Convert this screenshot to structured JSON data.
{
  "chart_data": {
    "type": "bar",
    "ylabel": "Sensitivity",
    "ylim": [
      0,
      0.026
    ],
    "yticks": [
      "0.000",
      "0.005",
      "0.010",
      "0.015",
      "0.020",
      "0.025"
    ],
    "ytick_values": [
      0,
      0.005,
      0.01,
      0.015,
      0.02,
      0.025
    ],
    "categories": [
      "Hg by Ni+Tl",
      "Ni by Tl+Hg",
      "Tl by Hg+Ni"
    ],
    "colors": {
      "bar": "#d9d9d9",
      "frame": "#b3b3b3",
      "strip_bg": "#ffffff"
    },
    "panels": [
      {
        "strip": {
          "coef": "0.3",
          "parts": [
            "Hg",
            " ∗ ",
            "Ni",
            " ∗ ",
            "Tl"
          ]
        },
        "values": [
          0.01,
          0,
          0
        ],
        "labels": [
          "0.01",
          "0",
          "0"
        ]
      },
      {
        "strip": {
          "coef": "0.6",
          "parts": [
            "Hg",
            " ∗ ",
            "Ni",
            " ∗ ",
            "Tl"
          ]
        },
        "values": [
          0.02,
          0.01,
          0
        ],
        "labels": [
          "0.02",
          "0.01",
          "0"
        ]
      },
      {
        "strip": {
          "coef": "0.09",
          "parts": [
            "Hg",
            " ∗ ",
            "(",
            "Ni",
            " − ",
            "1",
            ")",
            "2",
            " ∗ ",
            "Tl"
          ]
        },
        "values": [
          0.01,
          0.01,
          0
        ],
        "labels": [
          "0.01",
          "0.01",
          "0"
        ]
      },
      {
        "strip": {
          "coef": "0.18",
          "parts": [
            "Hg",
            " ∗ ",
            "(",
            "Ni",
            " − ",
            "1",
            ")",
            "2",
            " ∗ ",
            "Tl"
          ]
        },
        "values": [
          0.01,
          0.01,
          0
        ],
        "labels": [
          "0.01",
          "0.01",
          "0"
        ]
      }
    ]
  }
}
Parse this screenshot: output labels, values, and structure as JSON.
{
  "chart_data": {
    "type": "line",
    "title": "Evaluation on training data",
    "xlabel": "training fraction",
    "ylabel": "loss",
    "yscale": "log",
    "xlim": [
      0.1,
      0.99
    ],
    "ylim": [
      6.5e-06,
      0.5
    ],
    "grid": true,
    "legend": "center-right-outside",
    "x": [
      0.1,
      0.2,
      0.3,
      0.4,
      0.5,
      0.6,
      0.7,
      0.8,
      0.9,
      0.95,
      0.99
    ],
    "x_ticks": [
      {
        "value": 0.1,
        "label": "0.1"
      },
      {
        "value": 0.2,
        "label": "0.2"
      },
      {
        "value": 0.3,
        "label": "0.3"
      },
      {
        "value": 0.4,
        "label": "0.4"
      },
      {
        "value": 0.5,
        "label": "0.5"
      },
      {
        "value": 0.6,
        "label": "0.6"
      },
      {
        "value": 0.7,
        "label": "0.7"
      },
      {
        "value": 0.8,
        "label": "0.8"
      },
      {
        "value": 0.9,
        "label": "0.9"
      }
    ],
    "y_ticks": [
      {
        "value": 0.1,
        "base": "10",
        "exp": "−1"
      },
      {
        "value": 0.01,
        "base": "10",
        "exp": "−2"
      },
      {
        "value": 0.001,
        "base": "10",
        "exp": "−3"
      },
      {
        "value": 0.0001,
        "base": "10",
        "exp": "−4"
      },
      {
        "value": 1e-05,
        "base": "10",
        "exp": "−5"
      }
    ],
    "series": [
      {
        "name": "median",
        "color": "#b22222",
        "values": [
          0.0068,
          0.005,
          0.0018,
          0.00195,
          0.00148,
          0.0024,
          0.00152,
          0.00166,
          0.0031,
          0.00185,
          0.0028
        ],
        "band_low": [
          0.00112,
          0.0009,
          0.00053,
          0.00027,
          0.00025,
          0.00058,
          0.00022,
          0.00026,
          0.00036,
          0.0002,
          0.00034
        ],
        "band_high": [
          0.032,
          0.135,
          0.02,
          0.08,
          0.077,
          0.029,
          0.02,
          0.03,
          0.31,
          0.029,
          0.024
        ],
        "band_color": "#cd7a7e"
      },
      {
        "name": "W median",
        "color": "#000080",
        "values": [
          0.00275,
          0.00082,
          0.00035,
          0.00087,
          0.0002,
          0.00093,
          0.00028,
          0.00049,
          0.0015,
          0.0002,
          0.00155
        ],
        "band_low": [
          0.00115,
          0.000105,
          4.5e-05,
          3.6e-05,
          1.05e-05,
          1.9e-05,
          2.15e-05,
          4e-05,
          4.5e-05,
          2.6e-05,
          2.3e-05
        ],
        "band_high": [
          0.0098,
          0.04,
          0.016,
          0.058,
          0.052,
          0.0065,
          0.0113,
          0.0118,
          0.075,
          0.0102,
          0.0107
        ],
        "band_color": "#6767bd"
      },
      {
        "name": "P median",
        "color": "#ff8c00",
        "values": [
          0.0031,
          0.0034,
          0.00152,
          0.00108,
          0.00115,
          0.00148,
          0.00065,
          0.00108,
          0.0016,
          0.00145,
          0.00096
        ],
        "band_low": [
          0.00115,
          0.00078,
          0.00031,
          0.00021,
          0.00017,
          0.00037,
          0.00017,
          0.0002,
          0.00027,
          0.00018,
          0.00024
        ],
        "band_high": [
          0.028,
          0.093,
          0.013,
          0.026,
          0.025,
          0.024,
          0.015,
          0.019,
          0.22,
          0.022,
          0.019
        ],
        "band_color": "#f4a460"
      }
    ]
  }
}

------------------------------------------------------------------------

In the entries above, find every line with the word "name" and list it.

* Complete output
        "name": "median",
        "name": "W median",
        "name": "P median",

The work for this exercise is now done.